Problem description:
Copy the records that follow exactly as written, but not their pictures.

(Collected data)
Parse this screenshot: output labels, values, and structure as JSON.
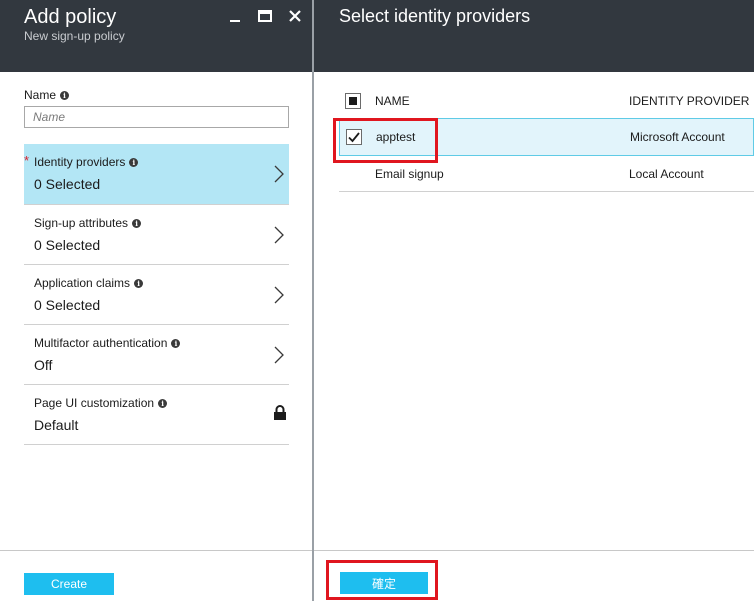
{
  "left_blade": {
    "title": "Add policy",
    "subtitle": "New sign-up policy",
    "name_label": "Name",
    "name_placeholder": "Name",
    "items": [
      {
        "title": "Identity providers",
        "value": "0 Selected",
        "required": "*"
      },
      {
        "title": "Sign-up attributes",
        "value": "0 Selected"
      },
      {
        "title": "Application claims",
        "value": "0 Selected"
      },
      {
        "title": "Multifactor authentication",
        "value": "Off"
      },
      {
        "title": "Page UI customization",
        "value": "Default"
      }
    ],
    "create_label": "Create"
  },
  "right_blade": {
    "title": "Select identity providers",
    "columns": {
      "name": "NAME",
      "provider": "IDENTITY PROVIDER"
    },
    "rows": [
      {
        "name": "apptest",
        "provider": "Microsoft Account",
        "checked": true
      },
      {
        "name": "Email signup",
        "provider": "Local Account",
        "checked": false
      }
    ],
    "ok_label": "確定"
  },
  "colors": {
    "header_bg": "#32383f",
    "accent": "#1ebeef",
    "selected_nav": "#b3e6f5",
    "selected_row": "#e2f4fb",
    "annotation": "#e0161f"
  },
  "icons": {
    "info": "info-icon",
    "chevron": "chevron-right-icon",
    "lock": "lock-icon",
    "minimize": "minimize-icon",
    "maximize": "maximize-icon",
    "close": "close-icon",
    "checkmark": "checkmark-icon"
  }
}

Exercise response:
Parse this screenshot: output labels, values, and structure as JSON.
{
  "left_blade": {
    "title": "Add policy",
    "subtitle": "New sign-up policy",
    "name_label": "Name",
    "name_placeholder": "Name",
    "items": [
      {
        "title": "Identity providers",
        "value": "0 Selected",
        "required": "*"
      },
      {
        "title": "Sign-up attributes",
        "value": "0 Selected"
      },
      {
        "title": "Application claims",
        "value": "0 Selected"
      },
      {
        "title": "Multifactor authentication",
        "value": "Off"
      },
      {
        "title": "Page UI customization",
        "value": "Default"
      }
    ],
    "create_label": "Create"
  },
  "right_blade": {
    "title": "Select identity providers",
    "columns": {
      "name": "NAME",
      "provider": "IDENTITY PROVIDER"
    },
    "rows": [
      {
        "name": "apptest",
        "provider": "Microsoft Account",
        "checked": true
      },
      {
        "name": "Email signup",
        "provider": "Local Account",
        "checked": false
      }
    ],
    "ok_label": "確定"
  },
  "colors": {
    "header_bg": "#32383f",
    "accent": "#1ebeef",
    "selected_nav": "#b3e6f5",
    "selected_row": "#e2f4fb",
    "annotation": "#e0161f"
  },
  "icons": {
    "info": "info-icon",
    "chevron": "chevron-right-icon",
    "lock": "lock-icon",
    "minimize": "minimize-icon",
    "maximize": "maximize-icon",
    "close": "close-icon",
    "checkmark": "checkmark-icon"
  }
}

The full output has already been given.